*EXERCISE REQUIREMENTS:* Transcribe every line of the material below verbatim, omitting the pictures from your output.

* START MATERIAL PROVIDED *

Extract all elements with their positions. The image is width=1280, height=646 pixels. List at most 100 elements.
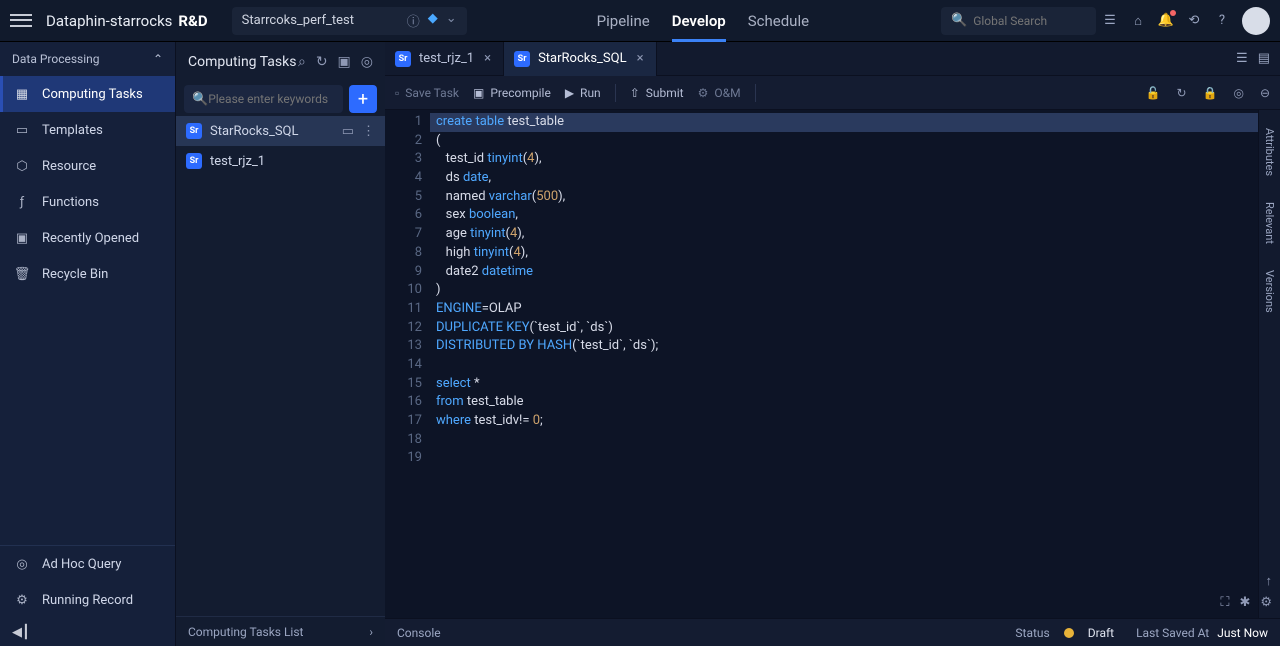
- top-bar: Dataphin-starrocksR&D Starrcoks_perf_tes…: [0, 0, 1280, 42]
- task-panel: Computing Tasks ⌕ ↻ ▣ ◎ 🔍 + SrStarRocks_…: [175, 42, 385, 646]
- more-icon[interactable]: ⋮: [362, 124, 375, 139]
- editor-tabs: Srtest_rjz_1×SrStarRocks_SQL× ☰ ▤: [385, 42, 1280, 76]
- status-bar: Console Status Draft Last Saved At Just …: [385, 618, 1280, 646]
- task-panel-footer[interactable]: Computing Tasks List ›: [176, 616, 385, 646]
- menu-icon[interactable]: [10, 10, 32, 32]
- scroll-top-icon[interactable]: ↑: [1266, 573, 1273, 589]
- sidebar-item-running-record[interactable]: ⚙Running Record: [0, 582, 175, 618]
- right-rail: Attributes Relevant Versions: [1258, 110, 1280, 618]
- nav-develop[interactable]: Develop: [672, 0, 726, 42]
- close-icon[interactable]: ×: [482, 51, 493, 66]
- search-icon: 🔍: [951, 13, 967, 28]
- rec-icon: ▣: [14, 230, 30, 246]
- sidebar-item-recently-opened[interactable]: ▣Recently Opened: [0, 220, 175, 256]
- secure-icon[interactable]: 🔒: [1203, 86, 1218, 100]
- cancel-icon[interactable]: ⊖: [1260, 86, 1270, 100]
- layout-icon[interactable]: ▤: [1258, 51, 1270, 66]
- sidebar-item-ad-hoc-query[interactable]: ◎Ad Hoc Query: [0, 546, 175, 582]
- search-icon: 🔍: [192, 92, 208, 107]
- editor-area: Srtest_rjz_1×SrStarRocks_SQL× ☰ ▤ ▫Save Ta…: [385, 42, 1280, 646]
- pin-icon[interactable]: ◎: [361, 54, 373, 70]
- theme-icon[interactable]: ✱: [1239, 595, 1250, 610]
- editor-tab[interactable]: SrStarRocks_SQL×: [504, 42, 656, 76]
- list-icon[interactable]: ☰: [1236, 51, 1248, 66]
- right-panel-attributes[interactable]: Attributes: [1263, 128, 1276, 176]
- line-gutter: 12345678910111213141516171819: [385, 110, 430, 618]
- save-button[interactable]: ▫Save Task: [395, 86, 459, 100]
- chevron-right-icon: ›: [369, 625, 373, 639]
- add-task-button[interactable]: +: [349, 85, 377, 113]
- diamond-icon[interactable]: ◆: [428, 11, 438, 30]
- task-item[interactable]: SrStarRocks_SQL▭⋮: [176, 116, 385, 146]
- settings-icon[interactable]: ⚙: [1260, 595, 1272, 610]
- save-icon: ▫: [395, 86, 399, 100]
- sidebar-item-resource[interactable]: ⬡Resource: [0, 148, 175, 184]
- task-panel-title: Computing Tasks: [188, 54, 296, 70]
- om-button[interactable]: ⚙O&M: [698, 86, 741, 100]
- brand: Dataphin-starrocksR&D: [46, 12, 208, 30]
- precompile-button[interactable]: ▣Precompile: [473, 86, 551, 100]
- status-dot: [1064, 628, 1074, 638]
- sidebar-item-functions[interactable]: ƒFunctions: [0, 184, 175, 220]
- editor-controls: ↑ ⛶ ✱ ⚙: [1220, 573, 1272, 610]
- sidebar-section-header[interactable]: Data Processing ⌃: [0, 42, 175, 76]
- res-icon: ⬡: [14, 158, 30, 174]
- submit-button[interactable]: ⇧Submit: [630, 86, 684, 100]
- notification-dot: [1170, 10, 1176, 16]
- grid-icon: ▦: [14, 86, 30, 102]
- collapse-icon: ◀┃: [12, 625, 30, 640]
- task-item[interactable]: Srtest_rjz_1: [176, 146, 385, 176]
- collapse-sidebar[interactable]: ◀┃: [0, 618, 175, 646]
- global-search[interactable]: 🔍: [941, 7, 1096, 35]
- project-name: Starrcoks_perf_test: [242, 13, 354, 28]
- nav-pipeline[interactable]: Pipeline: [597, 0, 650, 42]
- panel-icon[interactable]: ☰: [1096, 0, 1124, 42]
- sidebar-item-recycle-bin[interactable]: 🗑Recycle Bin: [0, 256, 175, 292]
- sidebar-item-computing-tasks[interactable]: ▦Computing Tasks: [0, 76, 175, 112]
- project-selector[interactable]: Starrcoks_perf_test ⓘ ◆ ⌄: [232, 7, 467, 35]
- refresh-icon[interactable]: ⟲: [1180, 0, 1208, 42]
- task-search-input[interactable]: [208, 92, 335, 106]
- run-icon: ⚙: [14, 592, 30, 608]
- right-panel-versions[interactable]: Versions: [1263, 270, 1276, 313]
- fx-icon: ƒ: [14, 194, 30, 210]
- info-icon[interactable]: ⓘ: [407, 11, 420, 30]
- chevron-up-icon: ⌃: [153, 52, 163, 66]
- project-icons: ⓘ ◆ ⌄: [407, 11, 457, 30]
- new-folder-icon[interactable]: ▣: [338, 54, 351, 70]
- nav-schedule[interactable]: Schedule: [748, 0, 809, 42]
- editor-tab[interactable]: Srtest_rjz_1×: [385, 42, 504, 76]
- copy-icon[interactable]: ▭: [342, 124, 354, 139]
- help-icon[interactable]: ?: [1208, 0, 1236, 42]
- bell-icon[interactable]: 🔔: [1152, 0, 1180, 42]
- sr-icon: Sr: [514, 51, 530, 67]
- fullscreen-icon[interactable]: ⛶: [1220, 595, 1229, 610]
- sync-icon[interactable]: ↻: [1176, 86, 1186, 100]
- chevron-down-icon[interactable]: ⌄: [446, 11, 457, 30]
- location-icon[interactable]: ◎: [1233, 86, 1243, 100]
- sr-icon: Sr: [395, 51, 411, 67]
- tmpl-icon: ▭: [14, 122, 30, 138]
- sidebar-nav: Data Processing ⌃ ▦Computing Tasks▭Templ…: [0, 42, 175, 646]
- gear-icon: ⚙: [698, 86, 709, 100]
- play-icon: ▶: [565, 86, 574, 100]
- upload-icon: ⇧: [630, 86, 640, 100]
- right-panel-relevant[interactable]: Relevant: [1263, 202, 1276, 244]
- sr-icon: Sr: [186, 123, 202, 139]
- console-tab[interactable]: Console: [397, 626, 441, 640]
- run-button[interactable]: ▶Run: [565, 86, 601, 100]
- top-nav: Pipeline Develop Schedule: [597, 0, 809, 42]
- search-input[interactable]: [973, 14, 1083, 28]
- bin-icon: 🗑: [14, 266, 30, 282]
- filter-icon[interactable]: ⌕: [298, 54, 306, 70]
- editor-toolbar: ▫Save Task ▣Precompile ▶Run ⇧Submit ⚙O&M…: [385, 76, 1280, 110]
- robot-icon[interactable]: ⌂: [1124, 0, 1152, 42]
- lock-icon[interactable]: 🔓: [1145, 86, 1160, 100]
- code-editor[interactable]: create table test_table( test_id tinyint…: [430, 110, 1258, 618]
- adh-icon: ◎: [14, 556, 30, 572]
- sidebar-item-templates[interactable]: ▭Templates: [0, 112, 175, 148]
- precompile-icon: ▣: [473, 86, 484, 100]
- refresh-icon[interactable]: ↻: [316, 54, 328, 70]
- avatar[interactable]: [1242, 7, 1270, 35]
- close-icon[interactable]: ×: [635, 51, 646, 66]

* END MATERIAL PROVIDED *

*OUTPUT FOR THIS TASK:*
Extract all elements with their positions. The image is width=1280, height=646 pixels. List at most 100 elements.
- top-bar: Dataphin-starrocksR&D Starrcoks_perf_tes…: [0, 0, 1280, 42]
- task-panel: Computing Tasks ⌕ ↻ ▣ ◎ 🔍 + SrStarRocks_…: [175, 42, 385, 646]
- more-icon[interactable]: ⋮: [362, 124, 375, 139]
- editor-tabs: Srtest_rjz_1×SrStarRocks_SQL× ☰ ▤: [385, 42, 1280, 76]
- status-bar: Console Status Draft Last Saved At Just …: [385, 618, 1280, 646]
- task-panel-footer[interactable]: Computing Tasks List ›: [176, 616, 385, 646]
- menu-icon[interactable]: [10, 10, 32, 32]
- scroll-top-icon[interactable]: ↑: [1266, 573, 1273, 589]
- sidebar-item-running-record[interactable]: ⚙Running Record: [0, 582, 175, 618]
- right-rail: Attributes Relevant Versions: [1258, 110, 1280, 618]
- nav-develop[interactable]: Develop: [672, 0, 726, 42]
- close-icon[interactable]: ×: [482, 51, 493, 66]
- search-icon: 🔍: [951, 13, 967, 28]
- rec-icon: ▣: [14, 230, 30, 246]
- sidebar-item-recently-opened[interactable]: ▣Recently Opened: [0, 220, 175, 256]
- secure-icon[interactable]: 🔒: [1203, 86, 1218, 100]
- cancel-icon[interactable]: ⊖: [1260, 86, 1270, 100]
- layout-icon[interactable]: ▤: [1258, 51, 1270, 66]
- sidebar-item-ad-hoc-query[interactable]: ◎Ad Hoc Query: [0, 546, 175, 582]
- search-icon: 🔍: [192, 92, 208, 107]
- editor-area: Srtest_rjz_1×SrStarRocks_SQL× ☰ ▤ ▫Save Ta…: [385, 42, 1280, 646]
- pin-icon[interactable]: ◎: [361, 54, 373, 70]
- theme-icon[interactable]: ✱: [1239, 595, 1250, 610]
- editor-tab[interactable]: SrStarRocks_SQL×: [504, 42, 656, 76]
- list-icon[interactable]: ☰: [1236, 51, 1248, 66]
- right-panel-attributes[interactable]: Attributes: [1263, 128, 1276, 176]
- line-gutter: 12345678910111213141516171819: [385, 110, 430, 618]
- save-button[interactable]: ▫Save Task: [395, 86, 459, 100]
- chevron-right-icon: ›: [369, 625, 373, 639]
- add-task-button[interactable]: +: [349, 85, 377, 113]
- diamond-icon[interactable]: ◆: [428, 11, 438, 30]
- task-item[interactable]: SrStarRocks_SQL▭⋮: [176, 116, 385, 146]
- settings-icon[interactable]: ⚙: [1260, 595, 1272, 610]
- save-icon: ▫: [395, 86, 399, 100]
- sidebar-item-resource[interactable]: ⬡Resource: [0, 148, 175, 184]
- task-panel-title: Computing Tasks: [188, 54, 296, 70]
- om-button[interactable]: ⚙O&M: [698, 86, 741, 100]
- brand: Dataphin-starrocksR&D: [46, 12, 208, 30]
- precompile-button[interactable]: ▣Precompile: [473, 86, 551, 100]
- status-dot: [1064, 628, 1074, 638]
- sidebar-item-functions[interactable]: ƒFunctions: [0, 184, 175, 220]
- editor-controls: ↑ ⛶ ✱ ⚙: [1220, 573, 1272, 610]
- sidebar-section-header[interactable]: Data Processing ⌃: [0, 42, 175, 76]
- res-icon: ⬡: [14, 158, 30, 174]
- submit-button[interactable]: ⇧Submit: [630, 86, 684, 100]
- notification-dot: [1170, 10, 1176, 16]
- grid-icon: ▦: [14, 86, 30, 102]
- collapse-icon: ◀┃: [12, 625, 30, 640]
- task-item[interactable]: Srtest_rjz_1: [176, 146, 385, 176]
- collapse-sidebar[interactable]: ◀┃: [0, 618, 175, 646]
- global-search[interactable]: 🔍: [941, 7, 1096, 35]
- project-name: Starrcoks_perf_test: [242, 13, 354, 28]
- nav-pipeline[interactable]: Pipeline: [597, 0, 650, 42]
- panel-icon[interactable]: ☰: [1096, 0, 1124, 42]
- sidebar-item-recycle-bin[interactable]: 🗑Recycle Bin: [0, 256, 175, 292]
- sidebar-item-computing-tasks[interactable]: ▦Computing Tasks: [0, 76, 175, 112]
- project-selector[interactable]: Starrcoks_perf_test ⓘ ◆ ⌄: [232, 7, 467, 35]
- refresh-icon[interactable]: ⟲: [1180, 0, 1208, 42]
- task-search-input[interactable]: [208, 92, 335, 106]
- run-icon: ⚙: [14, 592, 30, 608]
- right-panel-versions[interactable]: Versions: [1263, 270, 1276, 313]
- fx-icon: ƒ: [14, 194, 30, 210]
- info-icon[interactable]: ⓘ: [407, 11, 420, 30]
- chevron-up-icon: ⌃: [153, 52, 163, 66]
- project-icons: ⓘ ◆ ⌄: [407, 11, 457, 30]
- new-folder-icon[interactable]: ▣: [338, 54, 351, 70]
- nav-schedule[interactable]: Schedule: [748, 0, 809, 42]
- editor-tab[interactable]: Srtest_rjz_1×: [385, 42, 504, 76]
- copy-icon[interactable]: ▭: [342, 124, 354, 139]
- help-icon[interactable]: ?: [1208, 0, 1236, 42]
- bell-icon[interactable]: 🔔: [1152, 0, 1180, 42]
- sr-icon: Sr: [514, 51, 530, 67]
- fullscreen-icon[interactable]: ⛶: [1220, 595, 1229, 610]
- sync-icon[interactable]: ↻: [1176, 86, 1186, 100]
- chevron-down-icon[interactable]: ⌄: [446, 11, 457, 30]
- location-icon[interactable]: ◎: [1233, 86, 1243, 100]
- sr-icon: Sr: [395, 51, 411, 67]
- tmpl-icon: ▭: [14, 122, 30, 138]
- sidebar-nav: Data Processing ⌃ ▦Computing Tasks▭Templ…: [0, 42, 175, 646]
- gear-icon: ⚙: [698, 86, 709, 100]
- play-icon: ▶: [565, 86, 574, 100]
- upload-icon: ⇧: [630, 86, 640, 100]
- right-panel-relevant[interactable]: Relevant: [1263, 202, 1276, 244]
- sr-icon: Sr: [186, 123, 202, 139]
- console-tab[interactable]: Console: [397, 626, 441, 640]
- run-button[interactable]: ▶Run: [565, 86, 601, 100]
- top-nav: Pipeline Develop Schedule: [597, 0, 809, 42]
- search-input[interactable]: [973, 14, 1083, 28]
- bin-icon: 🗑: [14, 266, 30, 282]
- filter-icon[interactable]: ⌕: [298, 54, 306, 70]
- editor-toolbar: ▫Save Task ▣Precompile ▶Run ⇧Submit ⚙O&M…: [385, 76, 1280, 110]
- robot-icon[interactable]: ⌂: [1124, 0, 1152, 42]
- lock-icon[interactable]: 🔓: [1145, 86, 1160, 100]
- code-editor[interactable]: create table test_table( test_id tinyint…: [430, 110, 1258, 618]
- adh-icon: ◎: [14, 556, 30, 572]
- sidebar-item-templates[interactable]: ▭Templates: [0, 112, 175, 148]
- precompile-icon: ▣: [473, 86, 484, 100]
- refresh-icon[interactable]: ↻: [316, 54, 328, 70]
- avatar[interactable]: [1242, 7, 1270, 35]
- close-icon[interactable]: ×: [635, 51, 646, 66]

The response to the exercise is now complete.